= Dataset records =
+ + + +
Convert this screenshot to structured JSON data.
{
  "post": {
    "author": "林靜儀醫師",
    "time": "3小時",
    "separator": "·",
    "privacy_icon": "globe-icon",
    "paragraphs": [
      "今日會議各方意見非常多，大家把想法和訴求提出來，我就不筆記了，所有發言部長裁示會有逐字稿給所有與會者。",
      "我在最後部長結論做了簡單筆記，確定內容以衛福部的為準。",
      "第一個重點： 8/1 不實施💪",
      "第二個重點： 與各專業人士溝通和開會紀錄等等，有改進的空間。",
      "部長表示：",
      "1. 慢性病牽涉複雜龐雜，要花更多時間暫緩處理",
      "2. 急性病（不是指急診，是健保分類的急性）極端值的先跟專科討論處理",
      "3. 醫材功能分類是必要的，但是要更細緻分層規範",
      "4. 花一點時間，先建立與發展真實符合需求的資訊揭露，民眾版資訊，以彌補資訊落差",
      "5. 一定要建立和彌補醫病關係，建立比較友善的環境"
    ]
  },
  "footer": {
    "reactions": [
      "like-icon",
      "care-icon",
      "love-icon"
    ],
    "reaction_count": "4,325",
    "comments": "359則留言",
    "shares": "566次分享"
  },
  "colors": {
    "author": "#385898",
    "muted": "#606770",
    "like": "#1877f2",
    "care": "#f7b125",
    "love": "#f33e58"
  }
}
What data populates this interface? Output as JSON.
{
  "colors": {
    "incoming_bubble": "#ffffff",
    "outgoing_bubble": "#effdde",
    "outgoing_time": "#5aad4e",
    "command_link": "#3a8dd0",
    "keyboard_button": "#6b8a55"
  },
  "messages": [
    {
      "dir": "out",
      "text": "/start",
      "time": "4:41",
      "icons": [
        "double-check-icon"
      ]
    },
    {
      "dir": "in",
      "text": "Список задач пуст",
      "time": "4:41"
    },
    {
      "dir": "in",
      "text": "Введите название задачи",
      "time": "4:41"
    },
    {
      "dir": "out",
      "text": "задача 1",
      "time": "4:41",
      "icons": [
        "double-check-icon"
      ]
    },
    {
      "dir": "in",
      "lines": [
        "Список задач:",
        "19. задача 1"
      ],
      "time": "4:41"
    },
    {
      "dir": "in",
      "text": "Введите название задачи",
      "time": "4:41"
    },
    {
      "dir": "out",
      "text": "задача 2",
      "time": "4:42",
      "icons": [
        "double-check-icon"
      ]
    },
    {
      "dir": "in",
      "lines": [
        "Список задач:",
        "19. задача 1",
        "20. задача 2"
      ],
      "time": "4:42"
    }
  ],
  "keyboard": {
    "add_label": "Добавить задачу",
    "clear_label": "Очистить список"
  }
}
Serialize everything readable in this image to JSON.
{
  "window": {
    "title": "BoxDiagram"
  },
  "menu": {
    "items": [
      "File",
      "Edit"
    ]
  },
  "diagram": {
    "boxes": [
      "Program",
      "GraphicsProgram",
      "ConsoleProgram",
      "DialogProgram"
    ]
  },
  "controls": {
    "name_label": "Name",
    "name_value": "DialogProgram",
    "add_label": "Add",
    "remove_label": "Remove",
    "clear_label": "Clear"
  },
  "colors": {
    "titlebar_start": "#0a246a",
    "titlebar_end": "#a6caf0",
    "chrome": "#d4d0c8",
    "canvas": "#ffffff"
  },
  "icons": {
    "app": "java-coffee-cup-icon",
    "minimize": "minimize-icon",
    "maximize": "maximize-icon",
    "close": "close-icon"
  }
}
+ + + +
= Task instructions =
Show all lines in the entries above where the string "DialogProgram" appears.

= Solution for this task =
      "DialogProgram"
    "name_value": "DialogProgram",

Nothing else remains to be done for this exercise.